"""

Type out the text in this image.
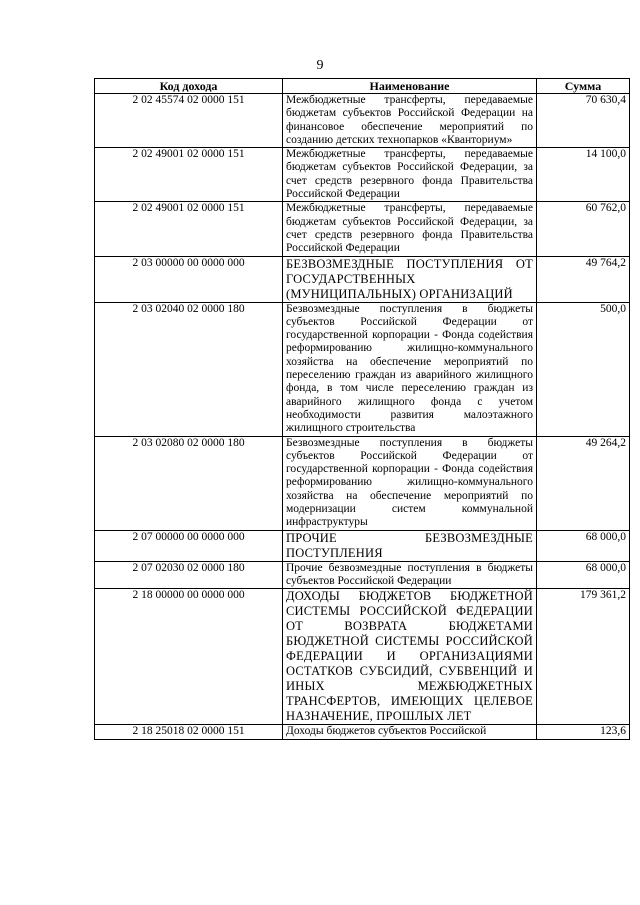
9
Код дохода	Наименование	Сумма
2 02 45574 02 0000 151	Межбюджетные трансферты, передаваемые бюджетам субъектов Российской Федерации на финансовое обеспечение мероприятий по созданию детских технопарков «Кванториум»	70 630,4
2 02 49001 02 0000 151	Межбюджетные трансферты, передаваемые бюджетам субъектов Российской Федерации, за счет средств резервного фонда Правительства Российской Федерации	14 100,0
2 02 49001 02 0000 151	Межбюджетные трансферты, передаваемые бюджетам субъектов Российской Федерации, за счет средств резервного фонда Правительства Российской Федерации	60 762,0
2 03 00000 00 0000 000	БЕЗВОЗМЕЗДНЫЕ ПОСТУПЛЕНИЯ ОТ ГОСУДАРСТВЕННЫХ (МУНИЦИПАЛЬНЫХ) ОРГАНИЗАЦИЙ	49 764,2
2 03 02040 02 0000 180	Безвозмездные поступления в бюджеты субъектов Российской Федерации от государственной корпорации - Фонда содействия реформированию жилищно-коммунального хозяйства на обеспечение мероприятий по переселению граждан из аварийного жилищного фонда, в том числе переселению граждан из аварийного жилищного фонда с учетом необходимости развития малоэтажного жилищного строительства	500,0
2 03 02080 02 0000 180	Безвозмездные поступления в бюджеты субъектов Российской Федерации от государственной корпорации - Фонда содействия реформированию жилищно-коммунального хозяйства на обеспечение мероприятий по модернизации систем коммунальной инфраструктуры	49 264,2
2 07 00000 00 0000 000	ПРОЧИЕ БЕЗВОЗМЕЗДНЫЕ ПОСТУПЛЕНИЯ	68 000,0
2 07 02030 02 0000 180	Прочие безвозмездные поступления в бюджеты субъектов Российской Федерации	68 000,0
2 18 00000 00 0000 000	ДОХОДЫ БЮДЖЕТОВ БЮДЖЕТНОЙ СИСТЕМЫ РОССИЙСКОЙ ФЕДЕРАЦИИ ОТ ВОЗВРАТА БЮДЖЕТАМИ БЮДЖЕТНОЙ СИСТЕМЫ РОССИЙСКОЙ ФЕДЕРАЦИИ И ОРГАНИЗАЦИЯМИ ОСТАТКОВ СУБСИДИЙ, СУБВЕНЦИЙ И ИНЫХ МЕЖБЮДЖЕТНЫХ ТРАНСФЕРТОВ, ИМЕЮЩИХ ЦЕЛЕВОЕ НАЗНАЧЕНИЕ, ПРОШЛЫХ ЛЕТ	179 361,2
2 18 25018 02 0000 151	Доходы бюджетов субъектов Российской	123,6
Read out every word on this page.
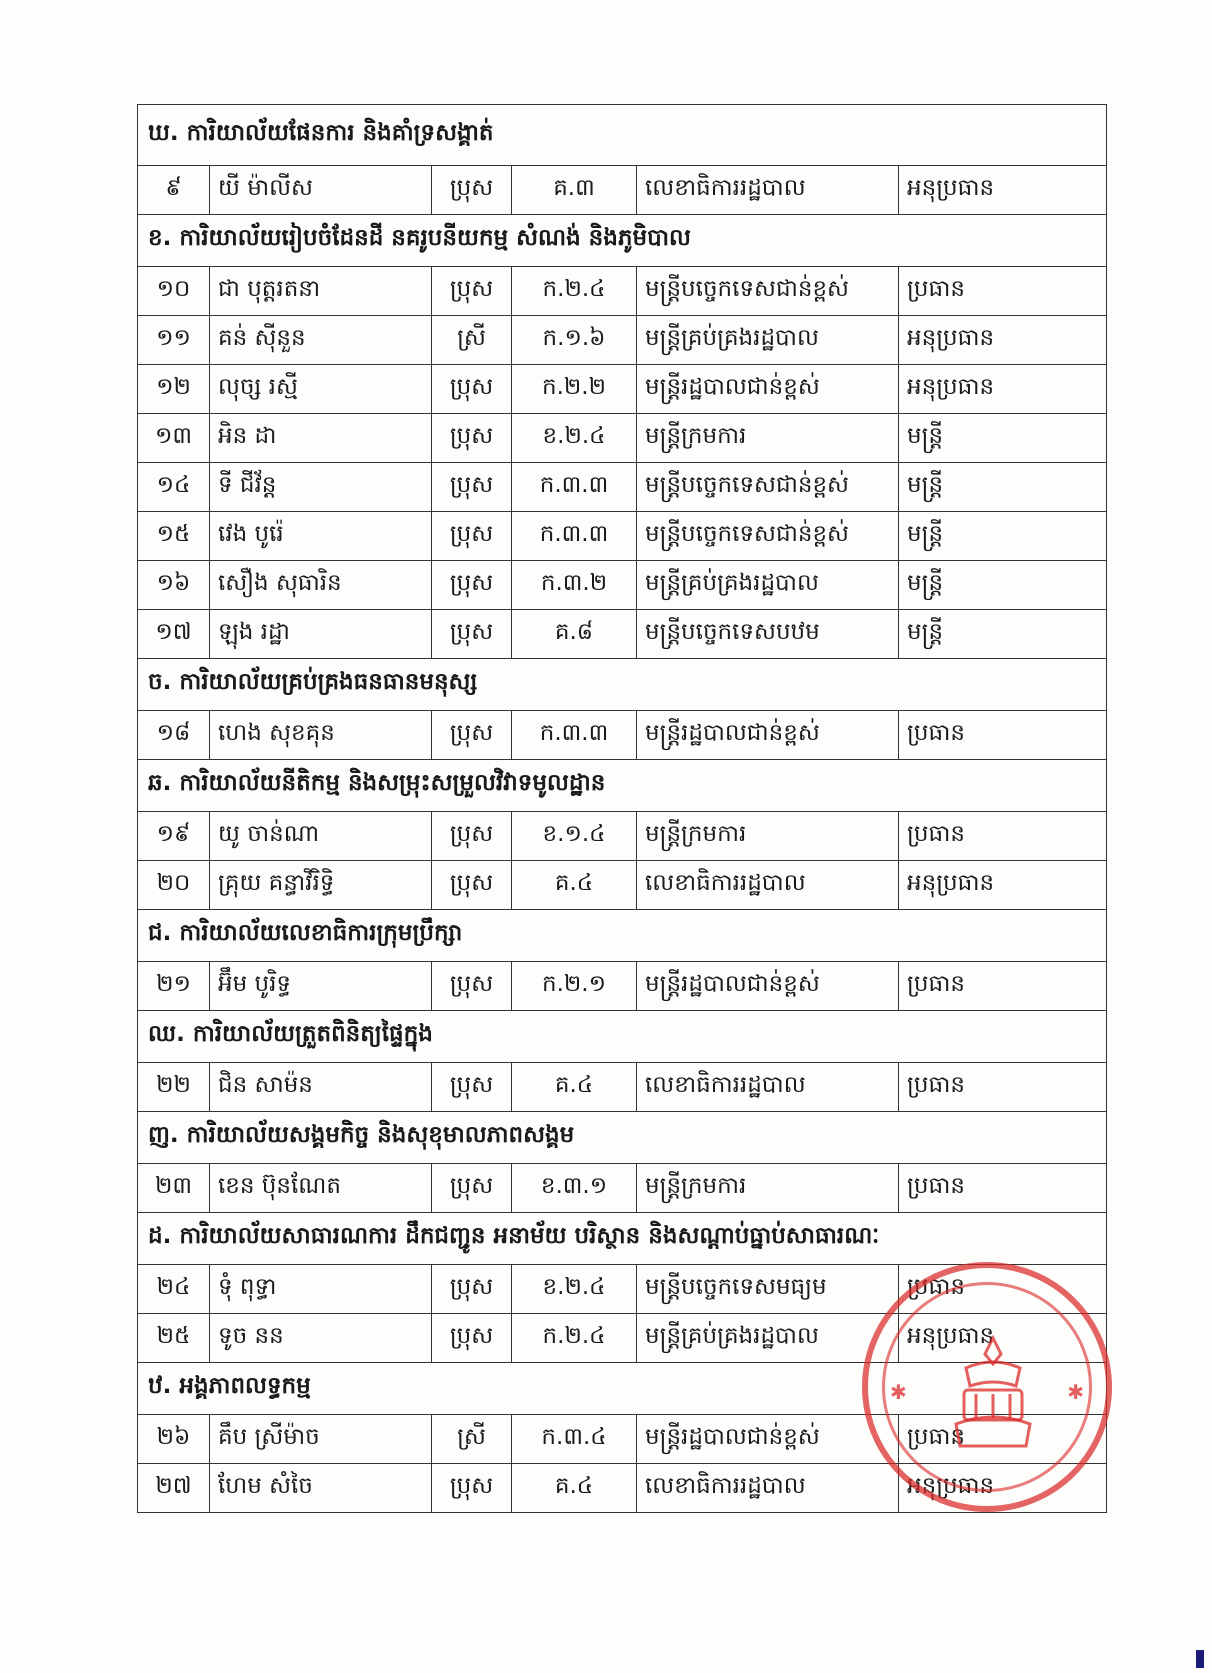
ឃ. ការិយាល័យផែនការ និងគាំទ្រសង្គាត់					
៩	យី ម៉ាលីស	ប្រុស	គ.៣	លេខាធិការរដ្ឋបាល	អនុប្រធាន
ខ. ការិយាល័យរៀបចំដែនដី នគរូបនីយកម្ម សំណង់ និងភូមិបាល					
១០	ជា បុត្តរតនា	ប្រុស	ក.២.៤	មន្ត្រីបច្ចេកទេសជាន់ខ្ពស់	ប្រធាន
១១	គន់ ស៊ីនួន	ស្រី	ក.១.៦	មន្ត្រីគ្រប់គ្រងរដ្ឋបាល	អនុប្រធាន
១២	លុច្ស រស្មី	ប្រុស	ក.២.២	មន្ត្រីរដ្ឋបាលជាន់ខ្ពស់	អនុប្រធាន
១៣	អិន ដា	ប្រុស	ខ.២.៤	មន្ត្រីក្រមការ	មន្ត្រី
១៤	ទី ជីវ័ន្ត	ប្រុស	ក.៣.៣	មន្ត្រីបច្ចេកទេសជាន់ខ្ពស់	មន្ត្រី
១៥	វេង បូរ៉េ	ប្រុស	ក.៣.៣	មន្ត្រីបច្ចេកទេសជាន់ខ្ពស់	មន្ត្រី
១៦	សឿង សុធារិន	ប្រុស	ក.៣.២	មន្ត្រីគ្រប់គ្រងរដ្ឋបាល	មន្ត្រី
១៧	ឡុង រដ្ឋា	ប្រុស	គ.៨	មន្ត្រីបច្ចេកទេសបឋម	មន្ត្រី
ច. ការិយាល័យគ្រប់គ្រងធនធានមនុស្ស					
១៨	ហេង សុខគុន	ប្រុស	ក.៣.៣	មន្ត្រីរដ្ឋបាលជាន់ខ្ពស់	ប្រធាន
ឆ. ការិយាល័យនីតិកម្ម និងសម្រុះសម្រួលវិវាទមូលដ្ឋាន					
១៩	យូ ចាន់ណា	ប្រុស	ខ.១.៤	មន្ត្រីក្រមការ	ប្រធាន
២០	គ្រុយ គន្ធាវិរិទ្ធិ	ប្រុស	គ.៤	លេខាធិការរដ្ឋបាល	អនុប្រធាន
ជ. ការិយាល័យលេខាធិការក្រុមប្រឹក្សា					
២១	អ៊ឹម បូរិទ្ធ	ប្រុស	ក.២.១	មន្ត្រីរដ្ឋបាលជាន់ខ្ពស់	ប្រធាន
ឈ. ការិយាល័យត្រួតពិនិត្យផ្ទៃក្នុង					
២២	ជិន សាម៉ន	ប្រុស	គ.៤	លេខាធិការរដ្ឋបាល	ប្រធាន
ញ. ការិយាល័យសង្គមកិច្ច និងសុខុមាលភាពសង្គម					
២៣	ខេន ប៊ុនណែត	ប្រុស	ខ.៣.១	មន្ត្រីក្រមការ	ប្រធាន
ដ. ការិយាល័យសាធារណការ ដឹកជញ្ជូន អនាម័យ បរិស្ថាន និងសណ្ដាប់ធ្នាប់សាធារណៈ					
២៤	ទុំ ពុទ្ធា	ប្រុស	ខ.២.៤	មន្ត្រីបច្ចេកទេសមធ្យម	ប្រធាន
២៥	ទូច នន	ប្រុស	ក.២.៤	មន្ត្រីគ្រប់គ្រងរដ្ឋបាល	អនុប្រធាន
ឋ. អង្គភាពលទ្ធកម្ម					
២៦	គឹប ស្រីម៉ាច	ស្រី	ក.៣.៤	មន្ត្រីរដ្ឋបាលជាន់ខ្ពស់	ប្រធាន
២៧	ហែម សំចៃ	ប្រុស	គ.៤	លេខាធិការរដ្ឋបាល	អនុប្រធាន
✱	✱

"""

_What is expected_
Copy each line of the data above that holds "реформированию".

_Result of this exercise_
2 03 02040 02 0000 180	Безвозмездные поступления в бюджеты субъектов Российской Федерации от государственной корпорации - Фонда содействия реформированию жилищно-коммунального хозяйства на обеспечение мероприятий по переселению граждан из аварийного жилищного фонда, в том числе переселению граждан из аварийного жилищного фонда с учетом необходимости развития малоэтажного жилищного строительства	500,0
2 03 02080 02 0000 180	Безвозмездные поступления в бюджеты субъектов Российской Федерации от государственной корпорации - Фонда содействия реформированию жилищно-коммунального хозяйства на обеспечение мероприятий по модернизации систем коммунальной инфраструктуры	49 264,2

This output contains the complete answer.